Can you retype every record below exactly as written?

Extracted records:

________________________

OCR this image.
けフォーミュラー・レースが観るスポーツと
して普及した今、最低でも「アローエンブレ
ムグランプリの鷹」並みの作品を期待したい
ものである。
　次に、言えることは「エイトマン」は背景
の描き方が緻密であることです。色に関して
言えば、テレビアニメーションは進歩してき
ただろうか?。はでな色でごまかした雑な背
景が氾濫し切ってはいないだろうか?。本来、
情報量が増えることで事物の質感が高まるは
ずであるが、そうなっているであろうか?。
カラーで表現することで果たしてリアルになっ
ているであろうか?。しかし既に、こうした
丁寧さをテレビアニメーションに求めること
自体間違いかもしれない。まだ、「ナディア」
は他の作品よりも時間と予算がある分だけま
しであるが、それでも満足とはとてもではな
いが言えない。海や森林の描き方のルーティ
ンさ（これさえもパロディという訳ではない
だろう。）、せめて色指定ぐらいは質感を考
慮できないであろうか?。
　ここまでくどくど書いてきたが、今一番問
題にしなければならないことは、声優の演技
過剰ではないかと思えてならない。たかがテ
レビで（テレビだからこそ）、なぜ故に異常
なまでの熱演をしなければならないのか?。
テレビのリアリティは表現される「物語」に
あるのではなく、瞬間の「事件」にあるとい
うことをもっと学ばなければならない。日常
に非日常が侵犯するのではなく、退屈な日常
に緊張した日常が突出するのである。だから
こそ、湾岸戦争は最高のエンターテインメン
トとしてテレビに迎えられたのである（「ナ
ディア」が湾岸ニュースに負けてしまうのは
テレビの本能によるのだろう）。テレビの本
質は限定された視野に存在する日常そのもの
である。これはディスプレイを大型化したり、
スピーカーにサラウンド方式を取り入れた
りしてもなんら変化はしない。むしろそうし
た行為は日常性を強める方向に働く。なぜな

________________________

SOLUTION FOR THIS PROBLEM:
OCR this image.
けフォーミュラー・レースが観るスポーツと
して普及した今、最低でも「アローエンブレ
ムグランプリの鷹」並みの作品を期待したい
ものである。
　次に、言えることは「エイトマン」は背景
の描き方が緻密であることです。色に関して
言えば、テレビアニメーションは進歩してき
ただろうか?。はでな色でごまかした雑な背
景が氾濫し切ってはいないだろうか?。本来、
情報量が増えることで事物の質感が高まるは
ずであるが、そうなっているであろうか?。
カラーで表現することで果たしてリアルになっ
ているであろうか?。しかし既に、こうした
丁寧さをテレビアニメーションに求めること
自体間違いかもしれない。まだ、「ナディア」
は他の作品よりも時間と予算がある分だけま
しであるが、それでも満足とはとてもではな
いが言えない。海や森林の描き方のルーティ
ンさ（これさえもパロディという訳ではない
だろう。）、せめて色指定ぐらいは質感を考
慮できないであろうか?。
　ここまでくどくど書いてきたが、今一番問
題にしなければならないことは、声優の演技
過剰ではないかと思えてならない。たかがテ
レビで（テレビだからこそ）、なぜ故に異常
なまでの熱演をしなければならないのか?。
テレビのリアリティは表現される「物語」に
あるのではなく、瞬間の「事件」にあるとい
うことをもっと学ばなければならない。日常
に非日常が侵犯するのではなく、退屈な日常
に緊張した日常が突出するのである。だから
こそ、湾岸戦争は最高のエンターテインメン
トとしてテレビに迎えられたのである（「ナ
ディア」が湾岸ニュースに負けてしまうのは
テレビの本能によるのだろう）。テレビの本
質は限定された視野に存在する日常そのもの
である。これはディスプレイを大型化したり、
スピーカーにサラウンド方式を取り入れた
りしてもなんら変化はしない。むしろそうし
た行為は日常性を強める方向に働く。なぜな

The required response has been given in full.